> [Fragmento del texto]:
__________________________________________________

| Si
algo fantástico tiene la libertad
de opinión es la de poder disentir
de corrientes preestablecidas, condicionadas,
servidumbristas o simplemente contrarias.
Habida cuenta de que no me identifico ni
en las comas con mis estimados Eduardo
Serradilla y Manuel
Díaz Noda al respecto de sus
apreciaciones al respecto del filme que
nos ocupa, creo que es momento de que alguien
ponga a este largometraje debut de Juan
Antonio Bayona en el lugar que
le corresponde.
Capítulo I: La obra maestra
que nadie había visto
Huele a cuerno quemado cuando uno asiste
a un despliegue mediático tan incesante
como los martillazos de tu vecino a las
8:00 de la mañana de un domingo si
le da por hacer obras sin avisar al resto
de la comunidad. Desde todos los frentes
publicitarios imaginables, en meses previos
al estreno de El
orfanato, no recuerdo un machaque
continuo como el de esta película,
donde no sólo se daban avances de
secuencias de la cinta, sino que además
sus responsables, atendiendo a no se sabe
muy bien qué criterios (los míos
no, pues no me consultaron) ya habían
sentenciado de una forma tan pueril como
intrépida lo que el público
de andar por casa tenía que opinar
cuando saliera de la sala. “En
esto si que somos buenos”, como
decía Ricardo Darín
al darse cuenta de que pagaba con un billete
falso en El hijo
de la novia.
Casi de conductismo pavloviano puede tildarse
el efecto que una campaña como la
de El orfanato
estaba causando en la masa. Retazos de elogiosas
opiniones supuestamente acreditadas (curiosamente
sólo citaban el medio en cuestión
–Time Magazine, Variety - pero no
al firmante, cosa que ya da urticaria) adornaban
un tráiler cuyo mosaico visual adormecía
las expectativas exigentes por ser un fusilado,
refrito y recalentado de ideas de género
mil y una veces vista, desde Poltergeist
(Tobe Hooper, 1982) a The
Dark (John Fawcett, 2005) pasando por
Frágiles
(Jaume Balagueró, 2005) y Los
otros (Alejandro Amenábar, 2001)
sin apenas molestarse en ocultar sus evidentes
morosidad. ¿Para qué? Total,
lo que importaba es que sus responsables
se iban a forrar con la jugada. ¡Qué
más da que el año que viene
nadie se acuerde de esta película!
Eso sí, la musiquita esa de anuncio
de aseguradora multinacional funcionaba,
hasta que luego descubres que forma parte
del propio score firmado por Fernando
Velázquez, y es cuando caes
en a cuenta de que ni película de
terror ni niño muerto -bueno, esto
último en cierta manera sí-:
iban a hacer “una película
bonita”. Las trompetas de Jerichó
empiezan a pitarme en los tímpanos.

__________________________________________________

> [Requisitos del ejercicio]:
(a) En la crítica sobre El orfanato, ¿qué dos medios se citaban en la campaña sin mencionar al firmante de las opiniones?
(b) Prosiga la crítica sobre El orfanato a partir del punto en que termina.

Elementos de una fuente de datos
__________________________________________________

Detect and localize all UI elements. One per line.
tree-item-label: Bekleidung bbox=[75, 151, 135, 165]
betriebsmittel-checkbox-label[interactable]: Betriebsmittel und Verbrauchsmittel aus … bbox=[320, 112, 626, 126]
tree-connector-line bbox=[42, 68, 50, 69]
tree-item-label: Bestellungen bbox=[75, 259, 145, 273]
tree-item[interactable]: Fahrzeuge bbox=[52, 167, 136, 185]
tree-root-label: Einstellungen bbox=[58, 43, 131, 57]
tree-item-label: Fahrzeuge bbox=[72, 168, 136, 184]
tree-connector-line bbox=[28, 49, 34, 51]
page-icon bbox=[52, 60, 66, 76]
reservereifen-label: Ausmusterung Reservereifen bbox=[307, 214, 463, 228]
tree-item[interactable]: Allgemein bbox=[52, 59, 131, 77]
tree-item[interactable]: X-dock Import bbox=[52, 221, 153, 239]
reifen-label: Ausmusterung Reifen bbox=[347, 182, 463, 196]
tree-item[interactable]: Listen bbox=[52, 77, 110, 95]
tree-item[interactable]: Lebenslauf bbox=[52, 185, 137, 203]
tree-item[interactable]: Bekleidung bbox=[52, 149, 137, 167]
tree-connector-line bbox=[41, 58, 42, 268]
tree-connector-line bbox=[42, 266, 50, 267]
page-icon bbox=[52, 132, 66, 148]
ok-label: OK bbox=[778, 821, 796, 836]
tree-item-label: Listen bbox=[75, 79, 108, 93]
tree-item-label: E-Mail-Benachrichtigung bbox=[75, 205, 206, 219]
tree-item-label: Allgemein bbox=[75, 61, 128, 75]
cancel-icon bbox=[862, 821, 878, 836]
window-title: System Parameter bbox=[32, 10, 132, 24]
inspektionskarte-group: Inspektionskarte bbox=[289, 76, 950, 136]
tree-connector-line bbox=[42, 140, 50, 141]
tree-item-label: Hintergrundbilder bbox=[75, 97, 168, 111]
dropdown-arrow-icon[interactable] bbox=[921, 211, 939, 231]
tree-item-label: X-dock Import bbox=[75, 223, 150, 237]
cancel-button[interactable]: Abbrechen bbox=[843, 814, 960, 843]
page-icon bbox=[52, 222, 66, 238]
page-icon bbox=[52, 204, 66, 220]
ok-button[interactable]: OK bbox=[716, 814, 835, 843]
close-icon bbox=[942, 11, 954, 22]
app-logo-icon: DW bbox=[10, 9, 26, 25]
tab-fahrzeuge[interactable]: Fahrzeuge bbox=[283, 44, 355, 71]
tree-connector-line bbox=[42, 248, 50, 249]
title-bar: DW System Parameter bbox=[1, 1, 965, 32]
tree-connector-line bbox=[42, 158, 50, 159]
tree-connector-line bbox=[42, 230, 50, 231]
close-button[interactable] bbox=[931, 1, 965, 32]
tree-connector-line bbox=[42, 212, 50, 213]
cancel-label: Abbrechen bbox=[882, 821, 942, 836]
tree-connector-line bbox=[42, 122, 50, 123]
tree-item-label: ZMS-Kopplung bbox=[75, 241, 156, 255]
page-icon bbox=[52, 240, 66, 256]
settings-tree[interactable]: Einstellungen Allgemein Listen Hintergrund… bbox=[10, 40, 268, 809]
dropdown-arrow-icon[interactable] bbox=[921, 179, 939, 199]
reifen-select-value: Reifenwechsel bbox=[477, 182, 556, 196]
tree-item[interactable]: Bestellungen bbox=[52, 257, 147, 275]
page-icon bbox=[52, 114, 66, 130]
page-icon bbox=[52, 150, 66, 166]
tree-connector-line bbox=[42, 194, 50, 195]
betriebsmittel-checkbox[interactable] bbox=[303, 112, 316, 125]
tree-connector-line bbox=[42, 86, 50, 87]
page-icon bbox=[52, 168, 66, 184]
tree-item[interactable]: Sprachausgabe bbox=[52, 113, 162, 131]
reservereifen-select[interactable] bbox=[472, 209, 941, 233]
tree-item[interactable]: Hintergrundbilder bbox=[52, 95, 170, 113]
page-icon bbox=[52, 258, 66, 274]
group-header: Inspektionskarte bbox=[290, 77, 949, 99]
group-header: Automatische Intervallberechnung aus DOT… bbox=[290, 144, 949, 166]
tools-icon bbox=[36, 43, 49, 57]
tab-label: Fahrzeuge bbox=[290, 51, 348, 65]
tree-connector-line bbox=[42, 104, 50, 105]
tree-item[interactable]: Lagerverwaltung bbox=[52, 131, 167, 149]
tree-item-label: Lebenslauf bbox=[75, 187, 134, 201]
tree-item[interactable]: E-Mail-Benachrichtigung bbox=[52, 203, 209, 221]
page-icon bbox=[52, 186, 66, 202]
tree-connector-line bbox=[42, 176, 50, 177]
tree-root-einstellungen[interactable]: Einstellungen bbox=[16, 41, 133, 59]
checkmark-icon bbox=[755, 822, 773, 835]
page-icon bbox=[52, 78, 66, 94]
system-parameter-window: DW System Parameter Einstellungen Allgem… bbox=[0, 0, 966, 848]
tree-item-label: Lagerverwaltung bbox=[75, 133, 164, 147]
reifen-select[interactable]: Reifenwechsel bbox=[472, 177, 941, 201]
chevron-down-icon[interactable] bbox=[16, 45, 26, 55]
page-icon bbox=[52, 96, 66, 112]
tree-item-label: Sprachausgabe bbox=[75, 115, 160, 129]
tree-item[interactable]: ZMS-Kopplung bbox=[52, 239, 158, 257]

__________________________________________________

> [Resultados por tarea]:
(a) Time Magazine y Variety.

(b)
Capítulo II: Nadie la ha
visto, pero la mandamos a los Oscar
Es entonces cuando llega lo que en un
chiste sería el golpe de gracia,
sólo que esta vez parecía
venir de parte de Arévalo
o Jordi LP, con lo que
reírse se hace tarea imposible. La
Academia de Cine Español, la misma
que en un alarde de ignorancia manifiesta
ha decidido cargarse en la ceremonia de
los Goya la entrega del premio a Mejor Cortometraje,
proclama a bombo y platillo que
El orfanato es la película
que representará a España
en la carrera por el Oscar, situación
que lleva a la pregunta, igual que en las
locuciones de fútbol de segunda B,
“¿aquí hay maletín?”.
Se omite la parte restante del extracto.